Lines from the listing below that contain the string "page" are to be reported.

====

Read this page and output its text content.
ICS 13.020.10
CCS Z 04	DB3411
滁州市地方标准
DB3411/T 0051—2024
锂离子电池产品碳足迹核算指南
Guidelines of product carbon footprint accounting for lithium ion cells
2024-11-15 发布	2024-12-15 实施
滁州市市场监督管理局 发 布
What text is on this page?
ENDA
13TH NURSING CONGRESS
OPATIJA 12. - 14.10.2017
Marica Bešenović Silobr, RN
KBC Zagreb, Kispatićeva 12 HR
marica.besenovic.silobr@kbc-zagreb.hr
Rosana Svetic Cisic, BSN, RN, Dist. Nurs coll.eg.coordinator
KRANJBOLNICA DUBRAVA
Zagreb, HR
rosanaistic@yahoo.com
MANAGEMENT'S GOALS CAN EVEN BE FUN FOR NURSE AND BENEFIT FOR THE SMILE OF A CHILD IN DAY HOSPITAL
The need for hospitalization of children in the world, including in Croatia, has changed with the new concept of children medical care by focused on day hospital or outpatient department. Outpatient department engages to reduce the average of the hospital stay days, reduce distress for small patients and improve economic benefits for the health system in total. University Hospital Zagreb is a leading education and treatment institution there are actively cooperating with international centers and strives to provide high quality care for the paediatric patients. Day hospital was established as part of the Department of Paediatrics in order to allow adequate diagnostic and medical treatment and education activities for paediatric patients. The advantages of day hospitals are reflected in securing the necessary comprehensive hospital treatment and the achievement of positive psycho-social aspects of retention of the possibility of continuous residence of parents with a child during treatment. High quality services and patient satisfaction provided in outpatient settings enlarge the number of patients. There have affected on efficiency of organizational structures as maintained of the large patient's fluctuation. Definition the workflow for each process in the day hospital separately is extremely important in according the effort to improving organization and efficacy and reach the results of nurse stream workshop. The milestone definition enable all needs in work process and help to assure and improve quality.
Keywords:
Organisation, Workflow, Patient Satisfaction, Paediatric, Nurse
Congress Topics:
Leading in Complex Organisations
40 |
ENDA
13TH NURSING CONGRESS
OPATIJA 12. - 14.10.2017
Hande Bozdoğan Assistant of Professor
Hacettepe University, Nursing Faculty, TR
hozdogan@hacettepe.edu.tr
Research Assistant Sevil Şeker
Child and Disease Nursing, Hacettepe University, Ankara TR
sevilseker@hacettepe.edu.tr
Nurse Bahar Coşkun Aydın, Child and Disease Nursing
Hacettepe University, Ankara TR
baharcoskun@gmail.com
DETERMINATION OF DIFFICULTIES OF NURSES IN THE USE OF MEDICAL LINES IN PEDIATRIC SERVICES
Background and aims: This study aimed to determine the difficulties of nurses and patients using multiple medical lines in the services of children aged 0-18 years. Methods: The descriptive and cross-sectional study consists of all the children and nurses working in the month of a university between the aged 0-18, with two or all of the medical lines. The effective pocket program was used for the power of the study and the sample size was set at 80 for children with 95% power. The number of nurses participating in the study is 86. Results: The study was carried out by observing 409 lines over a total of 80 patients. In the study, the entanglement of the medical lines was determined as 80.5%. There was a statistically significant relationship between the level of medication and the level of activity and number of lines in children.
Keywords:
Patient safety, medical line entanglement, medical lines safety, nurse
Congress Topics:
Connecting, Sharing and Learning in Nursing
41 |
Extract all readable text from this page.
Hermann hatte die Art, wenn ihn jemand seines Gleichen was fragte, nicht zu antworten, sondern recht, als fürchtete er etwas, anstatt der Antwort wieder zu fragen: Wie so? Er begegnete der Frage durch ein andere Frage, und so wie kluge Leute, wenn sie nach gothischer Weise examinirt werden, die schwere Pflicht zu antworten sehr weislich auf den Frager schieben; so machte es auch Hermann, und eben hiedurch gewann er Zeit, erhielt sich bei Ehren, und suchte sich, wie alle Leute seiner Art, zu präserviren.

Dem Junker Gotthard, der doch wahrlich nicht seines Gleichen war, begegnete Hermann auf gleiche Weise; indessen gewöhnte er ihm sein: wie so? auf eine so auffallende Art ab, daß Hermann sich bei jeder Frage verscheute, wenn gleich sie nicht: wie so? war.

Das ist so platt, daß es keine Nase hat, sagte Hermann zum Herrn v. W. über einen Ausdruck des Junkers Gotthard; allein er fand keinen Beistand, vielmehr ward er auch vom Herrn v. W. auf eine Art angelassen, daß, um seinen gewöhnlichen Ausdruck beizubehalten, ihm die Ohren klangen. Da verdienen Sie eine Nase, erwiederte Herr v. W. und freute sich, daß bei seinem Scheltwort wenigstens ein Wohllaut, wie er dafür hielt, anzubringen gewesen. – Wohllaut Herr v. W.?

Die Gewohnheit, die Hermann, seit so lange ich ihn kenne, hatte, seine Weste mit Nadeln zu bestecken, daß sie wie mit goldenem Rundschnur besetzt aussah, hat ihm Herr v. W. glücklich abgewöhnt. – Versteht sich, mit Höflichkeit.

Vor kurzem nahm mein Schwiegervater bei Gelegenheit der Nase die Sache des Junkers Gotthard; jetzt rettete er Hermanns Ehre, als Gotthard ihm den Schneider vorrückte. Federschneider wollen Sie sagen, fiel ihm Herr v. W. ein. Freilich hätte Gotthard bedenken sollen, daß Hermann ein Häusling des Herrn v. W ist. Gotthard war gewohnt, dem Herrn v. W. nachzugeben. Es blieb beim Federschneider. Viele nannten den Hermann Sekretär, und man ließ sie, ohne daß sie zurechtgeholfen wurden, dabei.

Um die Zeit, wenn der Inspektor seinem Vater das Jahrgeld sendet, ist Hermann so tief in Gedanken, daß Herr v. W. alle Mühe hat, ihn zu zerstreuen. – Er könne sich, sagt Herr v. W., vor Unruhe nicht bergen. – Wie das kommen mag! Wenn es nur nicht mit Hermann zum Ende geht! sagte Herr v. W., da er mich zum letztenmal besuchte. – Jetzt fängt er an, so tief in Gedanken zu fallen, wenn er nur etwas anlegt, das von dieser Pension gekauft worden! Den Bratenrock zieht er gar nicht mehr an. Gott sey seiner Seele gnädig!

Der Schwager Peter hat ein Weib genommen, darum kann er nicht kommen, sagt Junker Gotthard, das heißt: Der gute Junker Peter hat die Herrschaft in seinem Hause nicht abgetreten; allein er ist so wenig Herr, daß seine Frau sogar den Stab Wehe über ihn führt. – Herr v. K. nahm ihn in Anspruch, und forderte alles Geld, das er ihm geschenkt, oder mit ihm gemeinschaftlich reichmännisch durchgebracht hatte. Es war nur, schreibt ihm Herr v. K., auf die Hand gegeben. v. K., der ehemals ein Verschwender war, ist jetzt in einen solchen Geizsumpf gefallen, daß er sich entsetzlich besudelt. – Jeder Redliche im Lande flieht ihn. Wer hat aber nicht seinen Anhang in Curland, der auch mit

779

====

> Exercise answer:
Read this page and output its text content.
What text is on this page?
Extract all readable text from this page.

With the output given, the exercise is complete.